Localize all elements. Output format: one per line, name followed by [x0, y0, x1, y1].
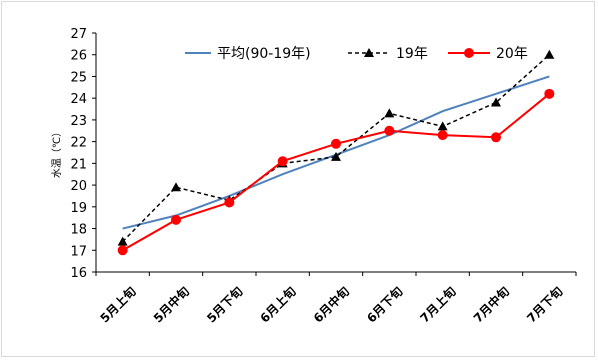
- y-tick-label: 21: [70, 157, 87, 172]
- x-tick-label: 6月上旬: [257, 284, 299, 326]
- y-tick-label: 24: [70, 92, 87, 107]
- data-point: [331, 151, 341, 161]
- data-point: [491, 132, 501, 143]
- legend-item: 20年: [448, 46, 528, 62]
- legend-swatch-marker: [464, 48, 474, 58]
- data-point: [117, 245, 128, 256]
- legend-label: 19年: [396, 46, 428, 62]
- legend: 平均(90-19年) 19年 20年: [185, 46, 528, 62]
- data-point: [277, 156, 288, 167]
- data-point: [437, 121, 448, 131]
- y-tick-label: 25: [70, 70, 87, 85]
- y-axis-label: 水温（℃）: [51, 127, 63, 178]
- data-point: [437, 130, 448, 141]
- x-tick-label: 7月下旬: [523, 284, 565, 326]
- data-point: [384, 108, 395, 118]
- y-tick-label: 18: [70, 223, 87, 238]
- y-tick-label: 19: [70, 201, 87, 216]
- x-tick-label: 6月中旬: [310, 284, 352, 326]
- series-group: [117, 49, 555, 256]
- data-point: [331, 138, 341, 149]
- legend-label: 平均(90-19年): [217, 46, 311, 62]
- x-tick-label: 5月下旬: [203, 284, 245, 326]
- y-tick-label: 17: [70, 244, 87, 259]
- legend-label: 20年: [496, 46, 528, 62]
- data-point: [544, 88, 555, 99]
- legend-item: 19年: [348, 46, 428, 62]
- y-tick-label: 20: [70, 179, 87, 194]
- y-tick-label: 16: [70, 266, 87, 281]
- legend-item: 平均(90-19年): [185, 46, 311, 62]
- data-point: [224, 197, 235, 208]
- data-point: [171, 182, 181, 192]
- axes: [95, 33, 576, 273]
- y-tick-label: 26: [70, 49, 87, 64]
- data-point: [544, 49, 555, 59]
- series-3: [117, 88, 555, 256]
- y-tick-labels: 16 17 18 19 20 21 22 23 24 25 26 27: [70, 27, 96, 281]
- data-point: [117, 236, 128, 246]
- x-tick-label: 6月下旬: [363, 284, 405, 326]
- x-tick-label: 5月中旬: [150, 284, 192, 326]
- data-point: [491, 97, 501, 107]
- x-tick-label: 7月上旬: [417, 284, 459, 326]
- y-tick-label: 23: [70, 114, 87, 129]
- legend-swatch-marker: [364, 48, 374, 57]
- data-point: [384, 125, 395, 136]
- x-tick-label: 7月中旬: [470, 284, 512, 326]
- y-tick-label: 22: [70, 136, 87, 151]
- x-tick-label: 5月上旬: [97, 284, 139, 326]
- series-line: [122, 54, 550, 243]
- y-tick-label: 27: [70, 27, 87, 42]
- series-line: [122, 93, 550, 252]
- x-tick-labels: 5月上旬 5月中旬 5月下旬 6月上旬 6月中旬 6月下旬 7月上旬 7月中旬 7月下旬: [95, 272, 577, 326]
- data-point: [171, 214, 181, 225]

--

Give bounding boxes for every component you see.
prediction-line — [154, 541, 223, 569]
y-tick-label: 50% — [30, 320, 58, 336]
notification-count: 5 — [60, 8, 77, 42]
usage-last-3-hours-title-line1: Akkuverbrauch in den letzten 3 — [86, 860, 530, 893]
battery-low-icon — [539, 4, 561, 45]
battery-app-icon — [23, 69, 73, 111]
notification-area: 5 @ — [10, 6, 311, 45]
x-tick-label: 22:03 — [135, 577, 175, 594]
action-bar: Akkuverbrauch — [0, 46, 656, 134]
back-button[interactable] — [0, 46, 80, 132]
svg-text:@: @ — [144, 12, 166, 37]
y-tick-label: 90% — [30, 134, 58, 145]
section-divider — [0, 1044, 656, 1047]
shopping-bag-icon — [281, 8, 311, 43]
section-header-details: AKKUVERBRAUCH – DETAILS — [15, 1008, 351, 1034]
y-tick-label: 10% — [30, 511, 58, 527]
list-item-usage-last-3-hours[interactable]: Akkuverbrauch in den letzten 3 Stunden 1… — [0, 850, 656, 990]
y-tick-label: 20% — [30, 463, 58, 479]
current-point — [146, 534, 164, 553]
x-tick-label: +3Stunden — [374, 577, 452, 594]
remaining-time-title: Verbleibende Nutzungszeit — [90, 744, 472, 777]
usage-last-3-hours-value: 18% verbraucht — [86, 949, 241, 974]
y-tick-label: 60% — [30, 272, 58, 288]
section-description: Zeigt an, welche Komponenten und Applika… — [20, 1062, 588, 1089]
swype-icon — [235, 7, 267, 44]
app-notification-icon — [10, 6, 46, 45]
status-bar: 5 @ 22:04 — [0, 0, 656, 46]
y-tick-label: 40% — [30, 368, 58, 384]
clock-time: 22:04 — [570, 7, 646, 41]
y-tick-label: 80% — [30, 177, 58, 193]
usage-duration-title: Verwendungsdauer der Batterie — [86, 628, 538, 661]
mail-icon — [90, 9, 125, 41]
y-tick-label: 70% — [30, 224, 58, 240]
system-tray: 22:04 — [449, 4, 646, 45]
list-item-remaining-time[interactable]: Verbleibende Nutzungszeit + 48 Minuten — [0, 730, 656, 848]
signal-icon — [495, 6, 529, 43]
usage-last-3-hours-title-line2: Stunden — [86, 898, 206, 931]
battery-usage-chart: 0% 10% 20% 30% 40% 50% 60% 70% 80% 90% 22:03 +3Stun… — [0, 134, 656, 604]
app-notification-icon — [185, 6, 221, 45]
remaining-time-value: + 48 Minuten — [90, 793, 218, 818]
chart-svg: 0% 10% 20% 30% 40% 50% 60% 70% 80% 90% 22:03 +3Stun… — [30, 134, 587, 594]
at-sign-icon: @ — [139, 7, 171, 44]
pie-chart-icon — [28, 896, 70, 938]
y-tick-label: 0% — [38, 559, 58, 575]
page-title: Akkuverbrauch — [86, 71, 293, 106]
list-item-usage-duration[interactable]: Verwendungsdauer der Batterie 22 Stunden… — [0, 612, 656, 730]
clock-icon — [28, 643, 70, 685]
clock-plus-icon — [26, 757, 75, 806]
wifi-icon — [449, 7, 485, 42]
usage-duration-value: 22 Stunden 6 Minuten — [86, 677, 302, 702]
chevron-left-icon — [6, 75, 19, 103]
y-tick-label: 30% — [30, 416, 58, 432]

---

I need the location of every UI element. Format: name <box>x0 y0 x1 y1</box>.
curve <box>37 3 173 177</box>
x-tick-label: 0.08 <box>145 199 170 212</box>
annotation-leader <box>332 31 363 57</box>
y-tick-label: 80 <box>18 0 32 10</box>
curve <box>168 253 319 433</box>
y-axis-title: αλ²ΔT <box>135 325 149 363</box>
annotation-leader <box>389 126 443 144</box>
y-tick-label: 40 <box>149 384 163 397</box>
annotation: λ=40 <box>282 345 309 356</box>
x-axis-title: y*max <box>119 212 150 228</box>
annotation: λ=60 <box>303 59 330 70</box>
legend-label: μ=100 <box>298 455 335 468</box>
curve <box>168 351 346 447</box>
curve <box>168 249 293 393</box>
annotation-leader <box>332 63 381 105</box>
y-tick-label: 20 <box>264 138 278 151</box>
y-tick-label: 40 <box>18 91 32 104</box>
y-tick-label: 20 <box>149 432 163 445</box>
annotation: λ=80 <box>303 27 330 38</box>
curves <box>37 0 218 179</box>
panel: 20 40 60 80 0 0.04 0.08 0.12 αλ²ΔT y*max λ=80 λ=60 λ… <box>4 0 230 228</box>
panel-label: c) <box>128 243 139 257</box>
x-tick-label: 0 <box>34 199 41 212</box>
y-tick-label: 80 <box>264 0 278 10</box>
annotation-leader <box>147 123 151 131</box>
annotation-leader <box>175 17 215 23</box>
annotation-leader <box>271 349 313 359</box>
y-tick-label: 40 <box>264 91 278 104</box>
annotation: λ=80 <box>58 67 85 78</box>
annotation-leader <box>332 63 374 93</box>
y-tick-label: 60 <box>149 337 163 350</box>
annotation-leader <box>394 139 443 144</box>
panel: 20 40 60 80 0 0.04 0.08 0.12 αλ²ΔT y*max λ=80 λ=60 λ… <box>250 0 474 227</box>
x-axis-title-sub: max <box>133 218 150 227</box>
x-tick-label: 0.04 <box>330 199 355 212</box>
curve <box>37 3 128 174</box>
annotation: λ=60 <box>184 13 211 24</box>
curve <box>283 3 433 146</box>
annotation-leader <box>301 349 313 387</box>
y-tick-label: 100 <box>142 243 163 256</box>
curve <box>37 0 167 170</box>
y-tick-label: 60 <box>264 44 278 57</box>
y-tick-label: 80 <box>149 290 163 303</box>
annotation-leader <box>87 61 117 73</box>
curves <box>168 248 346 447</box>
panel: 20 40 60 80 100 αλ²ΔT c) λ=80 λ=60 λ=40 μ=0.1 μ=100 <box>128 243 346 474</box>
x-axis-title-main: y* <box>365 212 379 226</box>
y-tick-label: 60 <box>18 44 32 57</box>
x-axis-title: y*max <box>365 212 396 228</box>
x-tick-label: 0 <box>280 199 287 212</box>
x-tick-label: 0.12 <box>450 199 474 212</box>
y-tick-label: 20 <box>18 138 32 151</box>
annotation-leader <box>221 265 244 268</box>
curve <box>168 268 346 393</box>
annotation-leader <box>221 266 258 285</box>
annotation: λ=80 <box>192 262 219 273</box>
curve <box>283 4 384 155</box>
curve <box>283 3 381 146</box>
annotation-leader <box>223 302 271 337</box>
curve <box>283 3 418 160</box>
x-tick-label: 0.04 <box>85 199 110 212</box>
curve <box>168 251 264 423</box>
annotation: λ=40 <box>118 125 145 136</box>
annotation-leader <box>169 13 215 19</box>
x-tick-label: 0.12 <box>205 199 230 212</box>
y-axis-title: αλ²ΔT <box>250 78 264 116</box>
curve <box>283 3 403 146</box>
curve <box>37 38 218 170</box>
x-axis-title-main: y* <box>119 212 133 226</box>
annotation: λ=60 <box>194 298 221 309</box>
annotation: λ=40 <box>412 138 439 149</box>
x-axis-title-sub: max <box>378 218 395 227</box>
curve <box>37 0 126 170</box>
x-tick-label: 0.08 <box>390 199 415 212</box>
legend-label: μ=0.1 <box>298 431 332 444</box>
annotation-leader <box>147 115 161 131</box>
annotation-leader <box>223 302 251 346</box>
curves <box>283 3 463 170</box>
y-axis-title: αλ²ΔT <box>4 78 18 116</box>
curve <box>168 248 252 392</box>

* **Requirement**:
Please rewrite the entries from the line holding "- y-tick-label: 21: [70, 157, 87, 172]" through the line holding "- y-tick-label: 17: [70, 244, 87, 259]", inclusive, changing "data-point" to "point-marker" and leaving everything else untouched.

* **Reply**:
- y-tick-label: 21: [70, 157, 87, 172]
- x-tick-label: 6月上旬: [257, 284, 299, 326]
- y-tick-label: 24: [70, 92, 87, 107]
- point-marker: [331, 151, 341, 161]
- point-marker: [491, 132, 501, 143]
- legend-item: 20年: [448, 46, 528, 62]
- legend-swatch-marker: [464, 48, 474, 58]
- point-marker: [117, 245, 128, 256]
- legend-label: 19年: [396, 46, 428, 62]
- legend: 平均(90-19年) 19年 20年: [185, 46, 528, 62]
- point-marker: [277, 156, 288, 167]
- point-marker: [437, 121, 448, 131]
- y-tick-label: 25: [70, 70, 87, 85]
- y-axis-label: 水温（℃）: [51, 127, 63, 178]
- point-marker: [437, 130, 448, 141]
- x-tick-label: 7月下旬: [523, 284, 565, 326]
- point-marker: [384, 108, 395, 118]
- y-tick-label: 18: [70, 223, 87, 238]
- y-tick-label: 19: [70, 201, 87, 216]
- x-tick-label: 6月中旬: [310, 284, 352, 326]
- series-group: [117, 49, 555, 256]
- point-marker: [331, 138, 341, 149]
- legend-label: 平均(90-19年): [217, 46, 311, 62]
- x-tick-label: 5月下旬: [203, 284, 245, 326]
- y-tick-label: 17: [70, 244, 87, 259]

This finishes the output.